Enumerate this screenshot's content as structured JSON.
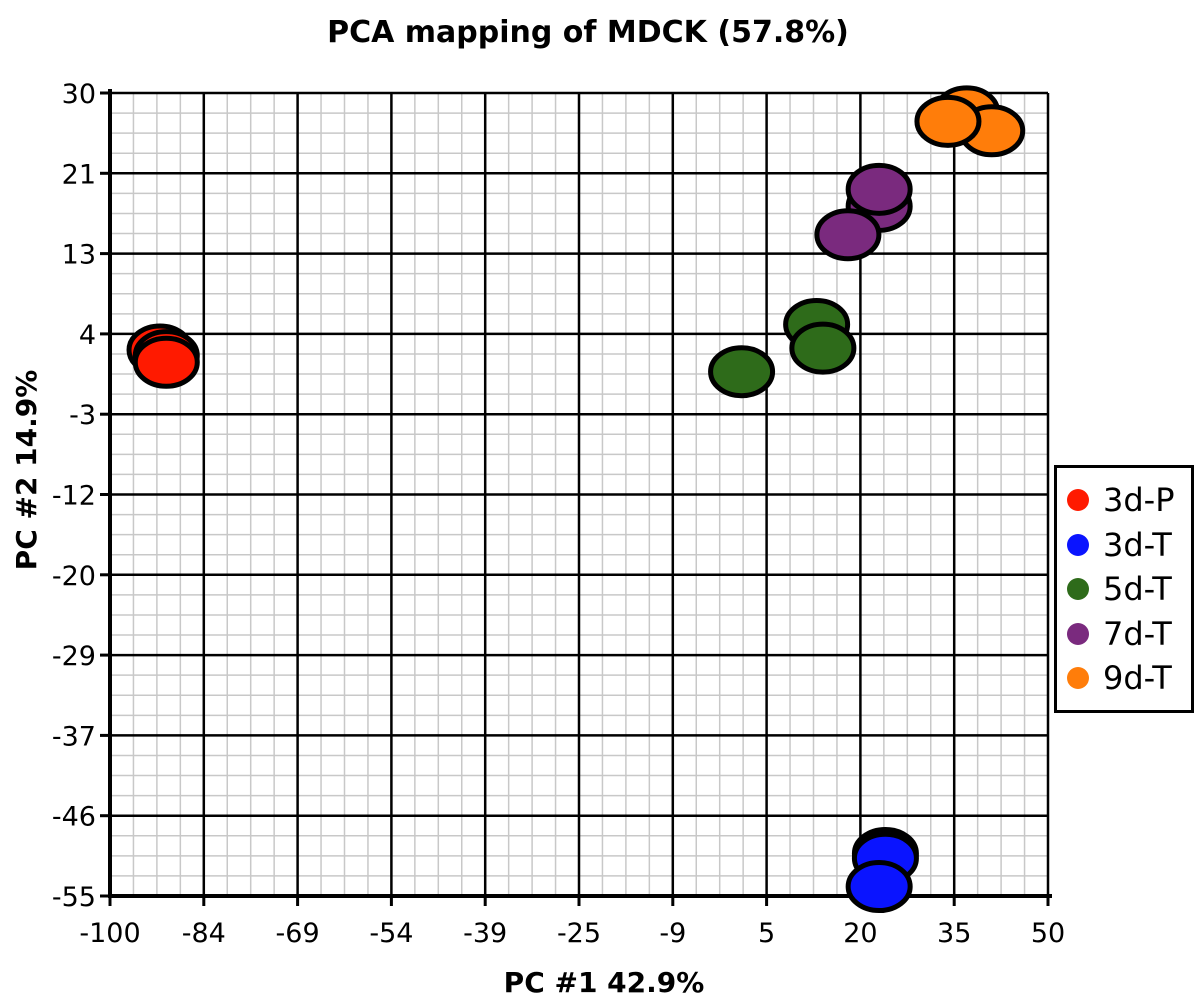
{
  "chart_data": {
    "type": "scatter",
    "title": "PCA mapping of MDCK (57.8%)",
    "xlabel": "PC #1 42.9%",
    "ylabel": "PC #2 14.9%",
    "xlim": [
      -100,
      50
    ],
    "ylim": [
      -55,
      30
    ],
    "x_ticks": [
      "-100",
      "-84",
      "-69",
      "-54",
      "-39",
      "-25",
      "-9",
      "5",
      "20",
      "35",
      "50"
    ],
    "y_ticks": [
      "30",
      "21",
      "13",
      "4",
      "-3",
      "-12",
      "-20",
      "-29",
      "-37",
      "-46",
      "-55"
    ],
    "grid": true,
    "legend_position": "right",
    "series": [
      {
        "name": "3d-P",
        "color": "#ff1a00",
        "points": [
          {
            "x": -92,
            "y": 2.8
          },
          {
            "x": -91,
            "y": 2.2
          },
          {
            "x": -91,
            "y": 1.5
          }
        ]
      },
      {
        "name": "3d-T",
        "color": "#0a14ff",
        "points": [
          {
            "x": 24,
            "y": -50.5
          },
          {
            "x": 24,
            "y": -51
          },
          {
            "x": 23,
            "y": -54
          }
        ]
      },
      {
        "name": "5d-T",
        "color": "#2e6b1a",
        "points": [
          {
            "x": 13,
            "y": 5.5
          },
          {
            "x": 14,
            "y": 3
          },
          {
            "x": 1,
            "y": 0.5
          }
        ]
      },
      {
        "name": "7d-T",
        "color": "#7a2a7e",
        "points": [
          {
            "x": 23,
            "y": 18
          },
          {
            "x": 23,
            "y": 19.8
          },
          {
            "x": 18,
            "y": 15
          }
        ]
      },
      {
        "name": "9d-T",
        "color": "#ff7d0a",
        "points": [
          {
            "x": 37,
            "y": 28
          },
          {
            "x": 41,
            "y": 26
          },
          {
            "x": 34,
            "y": 27
          }
        ]
      }
    ]
  }
}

◇ ◇ ◇ ◇

■ PROBLEM DESCRIPTION:
Copy out the lines that hold "color".

■ THE ANSWER:
        "color": "#ff1a00",
        "color": "#0a14ff",
        "color": "#2e6b1a",
        "color": "#7a2a7e",
        "color": "#ff7d0a",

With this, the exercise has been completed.